> **What the exercise asks**
Write every record out again exactly, and keep images out of it.

_____

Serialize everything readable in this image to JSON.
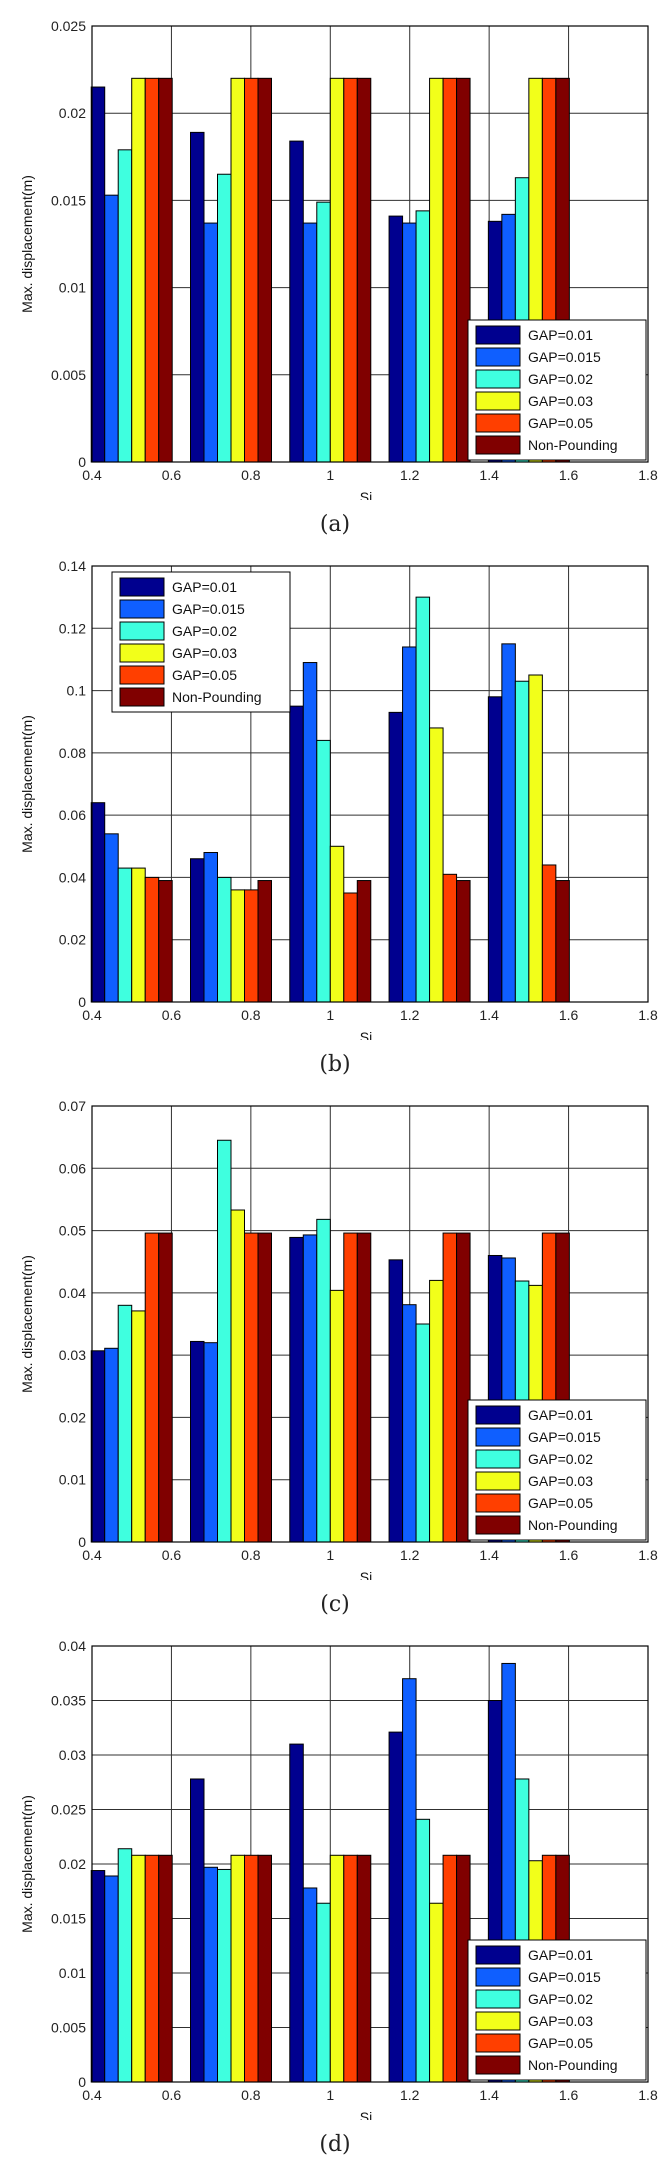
{
  "colors": {
    "GAP=0.01": "#00008f",
    "GAP=0.015": "#0f5fff",
    "GAP=0.02": "#3fffdf",
    "GAP=0.03": "#f2ff1a",
    "GAP=0.05": "#ff3f00",
    "Non-Pounding": "#800000"
  },
  "chart_data": [
    {
      "caption": "(a)",
      "type": "bar",
      "xlabel": "Si_H",
      "ylabel": "Max. displacement(m)",
      "xlim": [
        0.4,
        1.8
      ],
      "ylim": [
        0,
        0.025
      ],
      "xticks": [
        "0.4",
        "0.6",
        "0.8",
        "1",
        "1.2",
        "1.4",
        "1.6",
        "1.8"
      ],
      "yticks": [
        "0",
        "0.005",
        "0.01",
        "0.015",
        "0.02",
        "0.025"
      ],
      "categories": [
        0.5,
        0.75,
        1.0,
        1.25,
        1.5
      ],
      "legend_position": "bottom-right",
      "grid": true,
      "series": [
        {
          "name": "GAP=0.01",
          "values": [
            0.0215,
            0.0189,
            0.0184,
            0.0141,
            0.0138
          ]
        },
        {
          "name": "GAP=0.015",
          "values": [
            0.0153,
            0.0137,
            0.0137,
            0.0137,
            0.0142
          ]
        },
        {
          "name": "GAP=0.02",
          "values": [
            0.0179,
            0.0165,
            0.0149,
            0.0144,
            0.0163
          ]
        },
        {
          "name": "GAP=0.03",
          "values": [
            0.022,
            0.022,
            0.022,
            0.022,
            0.022
          ]
        },
        {
          "name": "GAP=0.05",
          "values": [
            0.022,
            0.022,
            0.022,
            0.022,
            0.022
          ]
        },
        {
          "name": "Non-Pounding",
          "values": [
            0.022,
            0.022,
            0.022,
            0.022,
            0.022
          ]
        }
      ]
    },
    {
      "caption": "(b)",
      "type": "bar",
      "xlabel": "Si_H",
      "ylabel": "Max. displacement(m)",
      "xlim": [
        0.4,
        1.8
      ],
      "ylim": [
        0,
        0.14
      ],
      "xticks": [
        "0.4",
        "0.6",
        "0.8",
        "1",
        "1.2",
        "1.4",
        "1.6",
        "1.8"
      ],
      "yticks": [
        "0",
        "0.02",
        "0.04",
        "0.06",
        "0.08",
        "0.1",
        "0.12",
        "0.14"
      ],
      "categories": [
        0.5,
        0.75,
        1.0,
        1.25,
        1.5
      ],
      "legend_position": "top-left",
      "grid": true,
      "series": [
        {
          "name": "GAP=0.01",
          "values": [
            0.064,
            0.046,
            0.095,
            0.093,
            0.098
          ]
        },
        {
          "name": "GAP=0.015",
          "values": [
            0.054,
            0.048,
            0.109,
            0.114,
            0.115
          ]
        },
        {
          "name": "GAP=0.02",
          "values": [
            0.043,
            0.04,
            0.084,
            0.13,
            0.103
          ]
        },
        {
          "name": "GAP=0.03",
          "values": [
            0.043,
            0.036,
            0.05,
            0.088,
            0.105
          ]
        },
        {
          "name": "GAP=0.05",
          "values": [
            0.04,
            0.036,
            0.035,
            0.041,
            0.044
          ]
        },
        {
          "name": "Non-Pounding",
          "values": [
            0.039,
            0.039,
            0.039,
            0.039,
            0.039
          ]
        }
      ]
    },
    {
      "caption": "(c)",
      "type": "bar",
      "xlabel": "Si_H",
      "ylabel": "Max. displacement(m)",
      "xlim": [
        0.4,
        1.8
      ],
      "ylim": [
        0,
        0.07
      ],
      "xticks": [
        "0.4",
        "0.6",
        "0.8",
        "1",
        "1.2",
        "1.4",
        "1.6",
        "1.8"
      ],
      "yticks": [
        "0",
        "0.01",
        "0.02",
        "0.03",
        "0.04",
        "0.05",
        "0.06",
        "0.07"
      ],
      "categories": [
        0.5,
        0.75,
        1.0,
        1.25,
        1.5
      ],
      "legend_position": "bottom-right",
      "grid": true,
      "series": [
        {
          "name": "GAP=0.01",
          "values": [
            0.0307,
            0.0322,
            0.0489,
            0.0453,
            0.046
          ]
        },
        {
          "name": "GAP=0.015",
          "values": [
            0.0311,
            0.032,
            0.0493,
            0.0381,
            0.0456
          ]
        },
        {
          "name": "GAP=0.02",
          "values": [
            0.038,
            0.0645,
            0.0518,
            0.035,
            0.0419
          ]
        },
        {
          "name": "GAP=0.03",
          "values": [
            0.0371,
            0.0533,
            0.0404,
            0.042,
            0.0412
          ]
        },
        {
          "name": "GAP=0.05",
          "values": [
            0.0496,
            0.0496,
            0.0496,
            0.0496,
            0.0496
          ]
        },
        {
          "name": "Non-Pounding",
          "values": [
            0.0496,
            0.0496,
            0.0496,
            0.0496,
            0.0496
          ]
        }
      ]
    },
    {
      "caption": "(d)",
      "type": "bar",
      "xlabel": "Si_H",
      "ylabel": "Max. displacement(m)",
      "xlim": [
        0.4,
        1.8
      ],
      "ylim": [
        0,
        0.04
      ],
      "xticks": [
        "0.4",
        "0.6",
        "0.8",
        "1",
        "1.2",
        "1.4",
        "1.6",
        "1.8"
      ],
      "yticks": [
        "0",
        "0.005",
        "0.01",
        "0.015",
        "0.02",
        "0.025",
        "0.03",
        "0.035",
        "0.04"
      ],
      "categories": [
        0.5,
        0.75,
        1.0,
        1.25,
        1.5
      ],
      "legend_position": "bottom-right",
      "grid": true,
      "series": [
        {
          "name": "GAP=0.01",
          "values": [
            0.0194,
            0.0278,
            0.031,
            0.0321,
            0.035
          ]
        },
        {
          "name": "GAP=0.015",
          "values": [
            0.0189,
            0.0197,
            0.0178,
            0.037,
            0.0384
          ]
        },
        {
          "name": "GAP=0.02",
          "values": [
            0.0214,
            0.0195,
            0.0164,
            0.0241,
            0.0278
          ]
        },
        {
          "name": "GAP=0.03",
          "values": [
            0.0208,
            0.0208,
            0.0208,
            0.0164,
            0.0203
          ]
        },
        {
          "name": "GAP=0.05",
          "values": [
            0.0208,
            0.0208,
            0.0208,
            0.0208,
            0.0208
          ]
        },
        {
          "name": "Non-Pounding",
          "values": [
            0.0208,
            0.0208,
            0.0208,
            0.0208,
            0.0208
          ]
        }
      ]
    }
  ]
}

_____

> **Task solution**
Serialize everything readable in this image to JSON.
{
  "colors": {
    "GAP=0.01": "#00008f",
    "GAP=0.015": "#0f5fff",
    "GAP=0.02": "#3fffdf",
    "GAP=0.03": "#f2ff1a",
    "GAP=0.05": "#ff3f00",
    "Non-Pounding": "#800000"
  },
  "chart_data": [
    {
      "caption": "(a)",
      "type": "bar",
      "xlabel": "Si_H",
      "ylabel": "Max. displacement(m)",
      "xlim": [
        0.4,
        1.8
      ],
      "ylim": [
        0,
        0.025
      ],
      "xticks": [
        "0.4",
        "0.6",
        "0.8",
        "1",
        "1.2",
        "1.4",
        "1.6",
        "1.8"
      ],
      "yticks": [
        "0",
        "0.005",
        "0.01",
        "0.015",
        "0.02",
        "0.025"
      ],
      "categories": [
        0.5,
        0.75,
        1.0,
        1.25,
        1.5
      ],
      "legend_position": "bottom-right",
      "grid": true,
      "series": [
        {
          "name": "GAP=0.01",
          "values": [
            0.0215,
            0.0189,
            0.0184,
            0.0141,
            0.0138
          ]
        },
        {
          "name": "GAP=0.015",
          "values": [
            0.0153,
            0.0137,
            0.0137,
            0.0137,
            0.0142
          ]
        },
        {
          "name": "GAP=0.02",
          "values": [
            0.0179,
            0.0165,
            0.0149,
            0.0144,
            0.0163
          ]
        },
        {
          "name": "GAP=0.03",
          "values": [
            0.022,
            0.022,
            0.022,
            0.022,
            0.022
          ]
        },
        {
          "name": "GAP=0.05",
          "values": [
            0.022,
            0.022,
            0.022,
            0.022,
            0.022
          ]
        },
        {
          "name": "Non-Pounding",
          "values": [
            0.022,
            0.022,
            0.022,
            0.022,
            0.022
          ]
        }
      ]
    },
    {
      "caption": "(b)",
      "type": "bar",
      "xlabel": "Si_H",
      "ylabel": "Max. displacement(m)",
      "xlim": [
        0.4,
        1.8
      ],
      "ylim": [
        0,
        0.14
      ],
      "xticks": [
        "0.4",
        "0.6",
        "0.8",
        "1",
        "1.2",
        "1.4",
        "1.6",
        "1.8"
      ],
      "yticks": [
        "0",
        "0.02",
        "0.04",
        "0.06",
        "0.08",
        "0.1",
        "0.12",
        "0.14"
      ],
      "categories": [
        0.5,
        0.75,
        1.0,
        1.25,
        1.5
      ],
      "legend_position": "top-left",
      "grid": true,
      "series": [
        {
          "name": "GAP=0.01",
          "values": [
            0.064,
            0.046,
            0.095,
            0.093,
            0.098
          ]
        },
        {
          "name": "GAP=0.015",
          "values": [
            0.054,
            0.048,
            0.109,
            0.114,
            0.115
          ]
        },
        {
          "name": "GAP=0.02",
          "values": [
            0.043,
            0.04,
            0.084,
            0.13,
            0.103
          ]
        },
        {
          "name": "GAP=0.03",
          "values": [
            0.043,
            0.036,
            0.05,
            0.088,
            0.105
          ]
        },
        {
          "name": "GAP=0.05",
          "values": [
            0.04,
            0.036,
            0.035,
            0.041,
            0.044
          ]
        },
        {
          "name": "Non-Pounding",
          "values": [
            0.039,
            0.039,
            0.039,
            0.039,
            0.039
          ]
        }
      ]
    },
    {
      "caption": "(c)",
      "type": "bar",
      "xlabel": "Si_H",
      "ylabel": "Max. displacement(m)",
      "xlim": [
        0.4,
        1.8
      ],
      "ylim": [
        0,
        0.07
      ],
      "xticks": [
        "0.4",
        "0.6",
        "0.8",
        "1",
        "1.2",
        "1.4",
        "1.6",
        "1.8"
      ],
      "yticks": [
        "0",
        "0.01",
        "0.02",
        "0.03",
        "0.04",
        "0.05",
        "0.06",
        "0.07"
      ],
      "categories": [
        0.5,
        0.75,
        1.0,
        1.25,
        1.5
      ],
      "legend_position": "bottom-right",
      "grid": true,
      "series": [
        {
          "name": "GAP=0.01",
          "values": [
            0.0307,
            0.0322,
            0.0489,
            0.0453,
            0.046
          ]
        },
        {
          "name": "GAP=0.015",
          "values": [
            0.0311,
            0.032,
            0.0493,
            0.0381,
            0.0456
          ]
        },
        {
          "name": "GAP=0.02",
          "values": [
            0.038,
            0.0645,
            0.0518,
            0.035,
            0.0419
          ]
        },
        {
          "name": "GAP=0.03",
          "values": [
            0.0371,
            0.0533,
            0.0404,
            0.042,
            0.0412
          ]
        },
        {
          "name": "GAP=0.05",
          "values": [
            0.0496,
            0.0496,
            0.0496,
            0.0496,
            0.0496
          ]
        },
        {
          "name": "Non-Pounding",
          "values": [
            0.0496,
            0.0496,
            0.0496,
            0.0496,
            0.0496
          ]
        }
      ]
    },
    {
      "caption": "(d)",
      "type": "bar",
      "xlabel": "Si_H",
      "ylabel": "Max. displacement(m)",
      "xlim": [
        0.4,
        1.8
      ],
      "ylim": [
        0,
        0.04
      ],
      "xticks": [
        "0.4",
        "0.6",
        "0.8",
        "1",
        "1.2",
        "1.4",
        "1.6",
        "1.8"
      ],
      "yticks": [
        "0",
        "0.005",
        "0.01",
        "0.015",
        "0.02",
        "0.025",
        "0.03",
        "0.035",
        "0.04"
      ],
      "categories": [
        0.5,
        0.75,
        1.0,
        1.25,
        1.5
      ],
      "legend_position": "bottom-right",
      "grid": true,
      "series": [
        {
          "name": "GAP=0.01",
          "values": [
            0.0194,
            0.0278,
            0.031,
            0.0321,
            0.035
          ]
        },
        {
          "name": "GAP=0.015",
          "values": [
            0.0189,
            0.0197,
            0.0178,
            0.037,
            0.0384
          ]
        },
        {
          "name": "GAP=0.02",
          "values": [
            0.0214,
            0.0195,
            0.0164,
            0.0241,
            0.0278
          ]
        },
        {
          "name": "GAP=0.03",
          "values": [
            0.0208,
            0.0208,
            0.0208,
            0.0164,
            0.0203
          ]
        },
        {
          "name": "GAP=0.05",
          "values": [
            0.0208,
            0.0208,
            0.0208,
            0.0208,
            0.0208
          ]
        },
        {
          "name": "Non-Pounding",
          "values": [
            0.0208,
            0.0208,
            0.0208,
            0.0208,
            0.0208
          ]
        }
      ]
    }
  ]
}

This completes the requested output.